Written exercise: Each line of the listing must be transcribed exactly, except for the images, which should be excluded.

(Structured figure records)
-- -- --

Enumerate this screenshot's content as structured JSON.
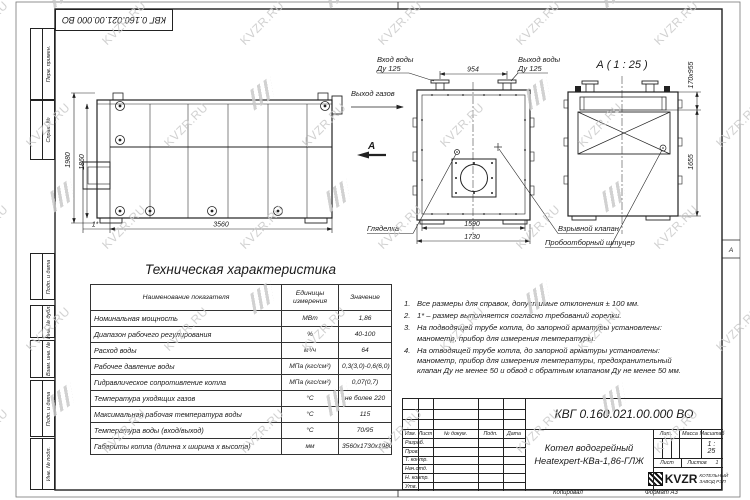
{
  "doc": {
    "designation": "КВГ 0.160.021.00.000 ВО",
    "product_name_line1": "Котел водогрейный",
    "product_name_line2": "Heatexpert-КВа-1,86-ГЛЖ",
    "scale_value": "1 : 25",
    "sheets_value": "1",
    "copied_label": "Копировал",
    "format_label": "Формат А3",
    "zone_letter": "А",
    "company_logo": "KVZR",
    "company_line1": "КОТЕЛЬНЫЙ",
    "company_line2": "ЗАВОД РЭП"
  },
  "title_block": {
    "header_cols": [
      "Изм.",
      "Лист",
      "№ докум.",
      "Подп.",
      "Дата"
    ],
    "rows": [
      "Разраб.",
      "Пров.",
      "Т. контр.",
      "Нач.отд.",
      "Н. контр.",
      "Утв."
    ],
    "lit_label": "Лит.",
    "mass_label": "Масса",
    "scale_label": "Масштаб",
    "sheet_label": "Лист",
    "sheets_label": "Листов"
  },
  "margin_stamps": [
    "Перв. примен.",
    "Справ. №",
    "Подп. и дата",
    "Инв. № дубл.",
    "Взам. инв. №",
    "Подп. и дата",
    "Инв. № подл."
  ],
  "views": {
    "side": {
      "dim_height_outer": "1980",
      "dim_height_inner": "1860",
      "dim_length": "3560",
      "dim_burner": "1*"
    },
    "front": {
      "label_water_in_1": "Вход воды",
      "label_water_in_2": "Ду 125",
      "label_water_out_1": "Выход воды",
      "label_water_out_2": "Ду 125",
      "dim_nozzle_spacing": "954",
      "label_gas_out": "Выход газов",
      "view_arrow_letter": "А",
      "label_sight_glass": "Гляделка",
      "dim_width_inner": "1590",
      "dim_width_outer": "1730",
      "label_explosion_valve": "Взрывной клапан",
      "label_sampling_fitting": "Пробоотборный штуцер"
    },
    "view_a": {
      "title": "А ( 1 : 25 )",
      "dim_slot": "170х955",
      "dim_height": "1655"
    }
  },
  "table": {
    "title": "Техническая характеристика",
    "headers": [
      "Наименование показателя",
      "Единицы измерения",
      "Значение"
    ],
    "rows": [
      [
        "Номинальная мощность",
        "МВт",
        "1,86"
      ],
      [
        "Диапазон рабочего регулирования",
        "%",
        "40-100"
      ],
      [
        "Расход воды",
        "м³/ч",
        "64"
      ],
      [
        "Рабочее давление воды",
        "МПа (кгс/см²)",
        "0,3(3,0)-0,6(6,0)"
      ],
      [
        "Гидравлическое сопротивление котла",
        "МПа (кгс/см²)",
        "0,07(0,7)"
      ],
      [
        "Температура уходящих газов",
        "°С",
        "не более 220"
      ],
      [
        "Максимальная рабочая температура воды",
        "°С",
        "115"
      ],
      [
        "Температура воды (вход/выход)",
        "°С",
        "70/95"
      ],
      [
        "Габариты котла (длинна х ширина х высота)",
        "мм",
        "3560х1730х1980"
      ]
    ]
  },
  "notes_numbers": [
    "1.",
    "2.",
    "3.",
    "4."
  ],
  "notes": [
    "Все размеры для справок, допустимые отклонения ± 100 мм.",
    "1* – размер выполняется согласно требований горелки.",
    "На подводящей трубе котла, до запорной арматуры установлены: манометр, прибор для измерения температуры.",
    "На отводящей трубе котла, до запорной арматуры установлены: манометр, прибор для измерения температуры, предохранительный клапан Ду не менее 50 и обвод с обратным клапаном Ду не менее 50 мм."
  ],
  "watermark": {
    "text": "KVZR.RU",
    "color": "#c9c9c9"
  }
}
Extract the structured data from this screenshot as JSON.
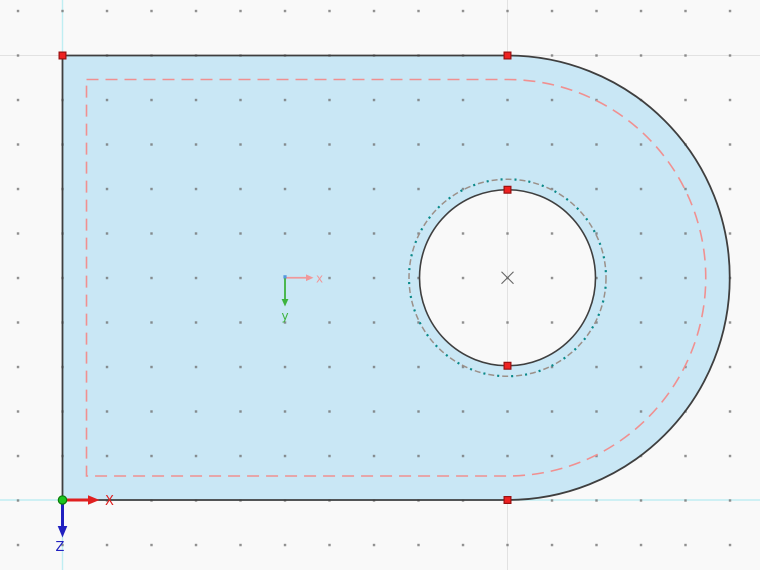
{
  "canvas": {
    "background": "#f9f9f9",
    "width": 760,
    "height": 570
  },
  "colors": {
    "surface_fill": "#c9e7f5",
    "outline": "#3f3f3f",
    "offset_dashed": "#f09090",
    "selection_dash_gray": "#9b9089",
    "selection_dot_teal": "#0a8b8b",
    "node_fill": "#ee2222",
    "node_border": "#991111",
    "grid_dot": "#6f6f6f",
    "grid_major_line": "#e2e2e2",
    "axis_guide_cyan": "#bfeef2",
    "global_axis_x": "#e02020",
    "global_axis_z": "#2020c0",
    "origin_dot_fill": "#1ec51e",
    "origin_dot_border": "#0a7a0a",
    "local_axis_x": "#f0989a",
    "local_axis_y": "#3db33d",
    "local_origin_mark": "#5599dd",
    "center_mark": "#666666"
  },
  "global_axes": {
    "x_label": "X",
    "z_label": "Z"
  },
  "local_axes": {
    "x_label": "x",
    "y_label": "y"
  },
  "nodes": [
    {
      "x": 62.5,
      "y": 55.5,
      "label": "corner-top-left"
    },
    {
      "x": 507.5,
      "y": 55.5,
      "label": "arc-start-top"
    },
    {
      "x": 507.5,
      "y": 500,
      "label": "arc-end-bottom"
    },
    {
      "x": 507.5,
      "y": 189.75,
      "label": "opening-top"
    },
    {
      "x": 507.5,
      "y": 365.75,
      "label": "opening-bottom"
    }
  ]
}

-- -- --

Exercise solution:
Enumerate this screenshot's content as structured JSON.
{
  "doc": {
    "designation": "КВГ 0.160.021.00.000 ВО",
    "product_name_line1": "Котел водогрейный",
    "product_name_line2": "Heatexpert-КВа-1,86-ГЛЖ",
    "scale_value": "1 : 25",
    "sheets_value": "1",
    "copied_label": "Копировал",
    "format_label": "Формат А3",
    "zone_letter": "А",
    "company_logo": "KVZR",
    "company_line1": "КОТЕЛЬНЫЙ",
    "company_line2": "ЗАВОД РЭП"
  },
  "title_block": {
    "header_cols": [
      "Изм.",
      "Лист",
      "№ докум.",
      "Подп.",
      "Дата"
    ],
    "rows": [
      "Разраб.",
      "Пров.",
      "Т. контр.",
      "Нач.отд.",
      "Н. контр.",
      "Утв."
    ],
    "lit_label": "Лит.",
    "mass_label": "Масса",
    "scale_label": "Масштаб",
    "sheet_label": "Лист",
    "sheets_label": "Листов"
  },
  "margin_stamps": [
    "Перв. примен.",
    "Справ. №",
    "Подп. и дата",
    "Инв. № дубл.",
    "Взам. инв. №",
    "Подп. и дата",
    "Инв. № подл."
  ],
  "views": {
    "side": {
      "dim_height_outer": "1980",
      "dim_height_inner": "1860",
      "dim_length": "3560",
      "dim_burner": "1*"
    },
    "front": {
      "label_water_in_1": "Вход воды",
      "label_water_in_2": "Ду 125",
      "label_water_out_1": "Выход воды",
      "label_water_out_2": "Ду 125",
      "dim_nozzle_spacing": "954",
      "label_gas_out": "Выход газов",
      "view_arrow_letter": "А",
      "label_sight_glass": "Гляделка",
      "dim_width_inner": "1590",
      "dim_width_outer": "1730",
      "label_explosion_valve": "Взрывной клапан",
      "label_sampling_fitting": "Пробоотборный штуцер"
    },
    "view_a": {
      "title": "А ( 1 : 25 )",
      "dim_slot": "170х955",
      "dim_height": "1655"
    }
  },
  "table": {
    "title": "Техническая характеристика",
    "headers": [
      "Наименование показателя",
      "Единицы измерения",
      "Значение"
    ],
    "rows": [
      [
        "Номинальная мощность",
        "МВт",
        "1,86"
      ],
      [
        "Диапазон рабочего регулирования",
        "%",
        "40-100"
      ],
      [
        "Расход воды",
        "м³/ч",
        "64"
      ],
      [
        "Рабочее давление воды",
        "МПа (кгс/см²)",
        "0,3(3,0)-0,6(6,0)"
      ],
      [
        "Гидравлическое сопротивление котла",
        "МПа (кгс/см²)",
        "0,07(0,7)"
      ],
      [
        "Температура уходящих газов",
        "°С",
        "не более 220"
      ],
      [
        "Максимальная рабочая температура воды",
        "°С",
        "115"
      ],
      [
        "Температура воды (вход/выход)",
        "°С",
        "70/95"
      ],
      [
        "Габариты котла (длинна х ширина х высота)",
        "мм",
        "3560х1730х1980"
      ]
    ]
  },
  "notes_numbers": [
    "1.",
    "2.",
    "3.",
    "4."
  ],
  "notes": [
    "Все размеры для справок, допустимые отклонения ± 100 мм.",
    "1* – размер выполняется согласно требований горелки.",
    "На подводящей трубе котла, до запорной арматуры установлены: манометр, прибор для измерения температуры.",
    "На отводящей трубе котла, до запорной арматуры установлены: манометр, прибор для измерения температуры, предохранительный клапан Ду не менее 50 и обвод с обратным клапаном Ду не менее 50 мм."
  ],
  "watermark": {
    "text": "KVZR.RU",
    "color": "#c9c9c9"
  }
}
Extract the structured data from this screenshot as JSON.
{
  "canvas": {
    "background": "#f9f9f9",
    "width": 760,
    "height": 570
  },
  "colors": {
    "surface_fill": "#c9e7f5",
    "outline": "#3f3f3f",
    "offset_dashed": "#f09090",
    "selection_dash_gray": "#9b9089",
    "selection_dot_teal": "#0a8b8b",
    "node_fill": "#ee2222",
    "node_border": "#991111",
    "grid_dot": "#6f6f6f",
    "grid_major_line": "#e2e2e2",
    "axis_guide_cyan": "#bfeef2",
    "global_axis_x": "#e02020",
    "global_axis_z": "#2020c0",
    "origin_dot_fill": "#1ec51e",
    "origin_dot_border": "#0a7a0a",
    "local_axis_x": "#f0989a",
    "local_axis_y": "#3db33d",
    "local_origin_mark": "#5599dd",
    "center_mark": "#666666"
  },
  "global_axes": {
    "x_label": "X",
    "z_label": "Z"
  },
  "local_axes": {
    "x_label": "x",
    "y_label": "y"
  },
  "nodes": [
    {
      "x": 62.5,
      "y": 55.5,
      "label": "corner-top-left"
    },
    {
      "x": 507.5,
      "y": 55.5,
      "label": "arc-start-top"
    },
    {
      "x": 507.5,
      "y": 500,
      "label": "arc-end-bottom"
    },
    {
      "x": 507.5,
      "y": 189.75,
      "label": "opening-top"
    },
    {
      "x": 507.5,
      "y": 365.75,
      "label": "opening-bottom"
    }
  ]
}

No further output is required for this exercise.